- [Instructions for the task]: Whenever a line below holds the word "icon", copy that line.

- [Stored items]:
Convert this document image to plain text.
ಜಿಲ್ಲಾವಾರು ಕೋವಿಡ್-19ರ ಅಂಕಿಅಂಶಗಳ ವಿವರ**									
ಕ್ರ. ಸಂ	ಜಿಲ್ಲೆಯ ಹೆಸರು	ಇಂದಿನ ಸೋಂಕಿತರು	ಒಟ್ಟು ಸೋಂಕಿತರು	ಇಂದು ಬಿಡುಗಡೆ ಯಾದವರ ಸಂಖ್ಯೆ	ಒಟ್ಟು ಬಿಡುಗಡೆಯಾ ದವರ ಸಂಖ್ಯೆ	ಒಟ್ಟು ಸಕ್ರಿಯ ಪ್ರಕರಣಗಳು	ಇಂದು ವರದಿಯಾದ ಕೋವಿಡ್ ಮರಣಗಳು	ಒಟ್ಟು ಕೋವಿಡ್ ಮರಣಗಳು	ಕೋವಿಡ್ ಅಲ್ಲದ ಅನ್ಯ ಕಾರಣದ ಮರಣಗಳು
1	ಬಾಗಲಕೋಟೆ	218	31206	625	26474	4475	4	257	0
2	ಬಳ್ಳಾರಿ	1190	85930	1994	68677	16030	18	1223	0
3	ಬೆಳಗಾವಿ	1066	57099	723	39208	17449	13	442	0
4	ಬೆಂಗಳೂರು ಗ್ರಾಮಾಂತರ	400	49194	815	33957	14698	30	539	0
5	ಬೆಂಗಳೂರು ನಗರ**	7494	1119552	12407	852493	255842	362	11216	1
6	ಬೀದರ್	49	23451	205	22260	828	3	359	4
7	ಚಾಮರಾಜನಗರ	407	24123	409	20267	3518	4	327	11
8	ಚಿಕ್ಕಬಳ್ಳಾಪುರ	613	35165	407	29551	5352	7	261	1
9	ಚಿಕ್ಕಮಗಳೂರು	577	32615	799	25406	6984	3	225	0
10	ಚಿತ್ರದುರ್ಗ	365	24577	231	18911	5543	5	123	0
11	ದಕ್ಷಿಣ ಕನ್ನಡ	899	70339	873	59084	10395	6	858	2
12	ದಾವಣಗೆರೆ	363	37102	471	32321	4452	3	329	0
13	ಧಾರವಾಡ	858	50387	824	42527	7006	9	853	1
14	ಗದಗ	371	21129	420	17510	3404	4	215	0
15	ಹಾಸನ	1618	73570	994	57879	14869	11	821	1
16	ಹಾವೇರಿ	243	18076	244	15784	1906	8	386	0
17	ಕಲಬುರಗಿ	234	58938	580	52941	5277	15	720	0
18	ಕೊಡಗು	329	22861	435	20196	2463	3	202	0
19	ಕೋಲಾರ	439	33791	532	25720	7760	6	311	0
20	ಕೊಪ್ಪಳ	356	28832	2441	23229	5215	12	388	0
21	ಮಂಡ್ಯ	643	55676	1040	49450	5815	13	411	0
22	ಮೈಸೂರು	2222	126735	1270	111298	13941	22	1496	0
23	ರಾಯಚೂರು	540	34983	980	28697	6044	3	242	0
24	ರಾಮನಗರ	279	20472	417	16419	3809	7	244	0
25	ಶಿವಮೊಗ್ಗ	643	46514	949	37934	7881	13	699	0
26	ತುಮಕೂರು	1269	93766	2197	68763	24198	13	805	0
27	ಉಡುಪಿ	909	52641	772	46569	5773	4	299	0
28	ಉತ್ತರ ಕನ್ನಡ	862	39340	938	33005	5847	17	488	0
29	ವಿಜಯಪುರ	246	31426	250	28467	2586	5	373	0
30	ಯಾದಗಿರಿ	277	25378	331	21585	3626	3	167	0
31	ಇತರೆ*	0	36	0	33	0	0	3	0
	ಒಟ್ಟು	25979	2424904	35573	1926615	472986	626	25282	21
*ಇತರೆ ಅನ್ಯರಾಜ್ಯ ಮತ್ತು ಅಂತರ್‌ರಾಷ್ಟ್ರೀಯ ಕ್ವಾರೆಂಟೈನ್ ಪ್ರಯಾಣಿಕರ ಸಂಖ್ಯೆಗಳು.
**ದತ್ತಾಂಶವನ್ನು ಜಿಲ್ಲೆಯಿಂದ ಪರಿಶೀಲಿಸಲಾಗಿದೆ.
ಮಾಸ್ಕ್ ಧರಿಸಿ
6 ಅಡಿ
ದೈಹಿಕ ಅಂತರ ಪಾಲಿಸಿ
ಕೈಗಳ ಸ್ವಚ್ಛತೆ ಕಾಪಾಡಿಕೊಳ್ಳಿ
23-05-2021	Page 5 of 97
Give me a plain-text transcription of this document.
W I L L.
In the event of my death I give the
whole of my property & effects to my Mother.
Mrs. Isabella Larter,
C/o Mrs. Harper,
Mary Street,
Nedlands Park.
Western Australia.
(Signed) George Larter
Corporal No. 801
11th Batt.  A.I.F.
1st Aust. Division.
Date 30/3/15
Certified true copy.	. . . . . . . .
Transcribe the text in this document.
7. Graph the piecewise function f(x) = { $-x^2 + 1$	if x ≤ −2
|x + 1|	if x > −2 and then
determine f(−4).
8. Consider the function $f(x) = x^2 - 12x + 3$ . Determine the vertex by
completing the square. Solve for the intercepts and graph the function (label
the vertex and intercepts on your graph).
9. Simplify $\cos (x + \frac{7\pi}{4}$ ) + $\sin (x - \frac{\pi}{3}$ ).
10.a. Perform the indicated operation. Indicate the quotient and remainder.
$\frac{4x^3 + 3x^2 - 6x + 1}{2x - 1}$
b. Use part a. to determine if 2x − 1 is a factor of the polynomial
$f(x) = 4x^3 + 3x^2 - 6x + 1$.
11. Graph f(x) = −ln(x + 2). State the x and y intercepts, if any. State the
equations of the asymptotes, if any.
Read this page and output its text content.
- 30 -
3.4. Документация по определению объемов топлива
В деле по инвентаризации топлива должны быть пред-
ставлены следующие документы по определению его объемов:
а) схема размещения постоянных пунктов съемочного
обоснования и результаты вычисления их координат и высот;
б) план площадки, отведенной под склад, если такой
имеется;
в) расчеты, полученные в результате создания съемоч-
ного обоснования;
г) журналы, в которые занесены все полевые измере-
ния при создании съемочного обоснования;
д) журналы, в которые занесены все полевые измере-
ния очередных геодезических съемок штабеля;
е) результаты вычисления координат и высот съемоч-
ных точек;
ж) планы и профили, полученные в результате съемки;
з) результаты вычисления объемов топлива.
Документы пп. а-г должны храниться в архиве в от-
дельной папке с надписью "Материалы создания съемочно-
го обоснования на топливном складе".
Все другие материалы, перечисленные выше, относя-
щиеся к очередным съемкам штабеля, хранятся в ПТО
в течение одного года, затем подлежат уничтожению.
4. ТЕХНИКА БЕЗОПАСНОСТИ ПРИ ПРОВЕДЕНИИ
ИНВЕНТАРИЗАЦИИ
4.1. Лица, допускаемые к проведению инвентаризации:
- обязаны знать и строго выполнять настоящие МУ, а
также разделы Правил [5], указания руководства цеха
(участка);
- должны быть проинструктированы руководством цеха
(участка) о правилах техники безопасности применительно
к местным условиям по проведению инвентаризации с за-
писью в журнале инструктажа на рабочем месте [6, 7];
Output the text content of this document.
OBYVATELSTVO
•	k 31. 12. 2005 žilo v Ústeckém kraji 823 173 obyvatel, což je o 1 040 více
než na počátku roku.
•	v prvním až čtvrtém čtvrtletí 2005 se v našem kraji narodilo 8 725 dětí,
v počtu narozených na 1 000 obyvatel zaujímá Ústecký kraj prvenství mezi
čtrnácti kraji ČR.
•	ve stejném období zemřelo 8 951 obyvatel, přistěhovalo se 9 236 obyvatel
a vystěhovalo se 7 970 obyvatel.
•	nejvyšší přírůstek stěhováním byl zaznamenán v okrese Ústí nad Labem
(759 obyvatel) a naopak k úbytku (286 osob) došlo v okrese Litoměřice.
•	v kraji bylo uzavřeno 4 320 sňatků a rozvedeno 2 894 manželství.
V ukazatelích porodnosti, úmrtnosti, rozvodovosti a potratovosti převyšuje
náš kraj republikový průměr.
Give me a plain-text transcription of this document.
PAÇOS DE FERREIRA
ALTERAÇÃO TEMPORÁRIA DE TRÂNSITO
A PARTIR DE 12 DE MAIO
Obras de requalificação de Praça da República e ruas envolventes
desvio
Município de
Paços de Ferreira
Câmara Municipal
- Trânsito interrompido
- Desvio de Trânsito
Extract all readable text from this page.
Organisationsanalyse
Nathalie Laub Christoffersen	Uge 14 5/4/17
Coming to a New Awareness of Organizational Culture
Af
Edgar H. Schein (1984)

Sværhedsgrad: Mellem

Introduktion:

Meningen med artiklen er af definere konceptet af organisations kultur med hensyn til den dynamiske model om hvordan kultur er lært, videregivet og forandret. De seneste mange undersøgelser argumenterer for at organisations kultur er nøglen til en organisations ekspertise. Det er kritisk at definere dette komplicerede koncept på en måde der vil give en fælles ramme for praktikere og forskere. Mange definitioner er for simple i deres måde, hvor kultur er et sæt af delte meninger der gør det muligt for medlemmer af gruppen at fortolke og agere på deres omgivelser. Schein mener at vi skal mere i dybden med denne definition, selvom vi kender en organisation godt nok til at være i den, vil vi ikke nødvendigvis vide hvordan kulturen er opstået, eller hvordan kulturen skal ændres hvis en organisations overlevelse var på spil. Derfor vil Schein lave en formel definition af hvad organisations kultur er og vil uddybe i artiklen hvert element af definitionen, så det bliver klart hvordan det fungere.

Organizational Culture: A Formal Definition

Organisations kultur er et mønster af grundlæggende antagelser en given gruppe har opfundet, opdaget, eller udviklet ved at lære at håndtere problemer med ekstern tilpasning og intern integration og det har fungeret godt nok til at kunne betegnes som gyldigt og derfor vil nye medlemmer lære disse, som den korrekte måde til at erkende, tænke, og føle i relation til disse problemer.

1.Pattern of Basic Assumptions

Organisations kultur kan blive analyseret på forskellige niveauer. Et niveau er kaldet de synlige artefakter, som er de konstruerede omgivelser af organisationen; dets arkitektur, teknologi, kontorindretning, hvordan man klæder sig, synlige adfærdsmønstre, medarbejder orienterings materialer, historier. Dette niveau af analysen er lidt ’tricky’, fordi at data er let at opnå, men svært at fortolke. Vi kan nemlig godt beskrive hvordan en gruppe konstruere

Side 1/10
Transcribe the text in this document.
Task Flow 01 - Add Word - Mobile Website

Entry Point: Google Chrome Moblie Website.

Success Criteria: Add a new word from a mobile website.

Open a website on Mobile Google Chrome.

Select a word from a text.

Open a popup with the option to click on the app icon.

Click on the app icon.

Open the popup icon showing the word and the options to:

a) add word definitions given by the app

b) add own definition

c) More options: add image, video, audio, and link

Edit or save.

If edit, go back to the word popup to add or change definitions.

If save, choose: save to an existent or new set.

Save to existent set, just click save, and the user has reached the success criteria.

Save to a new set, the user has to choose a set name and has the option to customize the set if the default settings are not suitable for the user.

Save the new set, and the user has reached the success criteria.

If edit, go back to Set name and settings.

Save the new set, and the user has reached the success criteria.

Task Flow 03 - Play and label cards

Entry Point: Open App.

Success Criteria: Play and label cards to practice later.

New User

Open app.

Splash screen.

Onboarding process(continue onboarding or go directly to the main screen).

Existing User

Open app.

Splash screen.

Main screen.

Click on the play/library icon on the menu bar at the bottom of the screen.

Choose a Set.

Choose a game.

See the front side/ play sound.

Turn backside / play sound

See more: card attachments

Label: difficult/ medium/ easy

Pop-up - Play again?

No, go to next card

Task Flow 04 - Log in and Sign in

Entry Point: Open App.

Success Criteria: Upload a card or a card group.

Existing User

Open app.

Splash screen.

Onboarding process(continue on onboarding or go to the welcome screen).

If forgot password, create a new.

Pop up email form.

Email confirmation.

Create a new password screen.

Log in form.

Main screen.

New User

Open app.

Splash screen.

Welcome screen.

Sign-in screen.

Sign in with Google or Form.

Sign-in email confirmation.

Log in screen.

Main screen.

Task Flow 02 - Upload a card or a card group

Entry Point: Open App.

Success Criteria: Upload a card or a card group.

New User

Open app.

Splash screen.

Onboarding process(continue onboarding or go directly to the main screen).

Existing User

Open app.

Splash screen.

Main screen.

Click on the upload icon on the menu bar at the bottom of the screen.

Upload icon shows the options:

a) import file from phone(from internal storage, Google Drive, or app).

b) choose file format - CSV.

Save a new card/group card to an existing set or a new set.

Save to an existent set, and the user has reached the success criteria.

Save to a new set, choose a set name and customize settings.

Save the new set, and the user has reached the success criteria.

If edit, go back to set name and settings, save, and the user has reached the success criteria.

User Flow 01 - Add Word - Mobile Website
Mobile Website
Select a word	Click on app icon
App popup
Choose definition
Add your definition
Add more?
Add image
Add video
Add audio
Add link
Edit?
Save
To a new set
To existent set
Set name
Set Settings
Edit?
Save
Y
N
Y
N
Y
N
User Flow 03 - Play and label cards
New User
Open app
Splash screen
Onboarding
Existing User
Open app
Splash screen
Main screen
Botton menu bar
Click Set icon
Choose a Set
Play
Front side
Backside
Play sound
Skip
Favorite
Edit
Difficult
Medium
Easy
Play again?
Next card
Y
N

- [Result of the task]:
Open a popup with the option to click on the app icon.
Click on the app icon.
Open the popup icon showing the word and the options to:
Click on the play/library icon on the menu bar at the bottom of the screen.
Click on the upload icon on the menu bar at the bottom of the screen.
Upload icon shows the options:
Select a word	Click on app icon
Click Set icon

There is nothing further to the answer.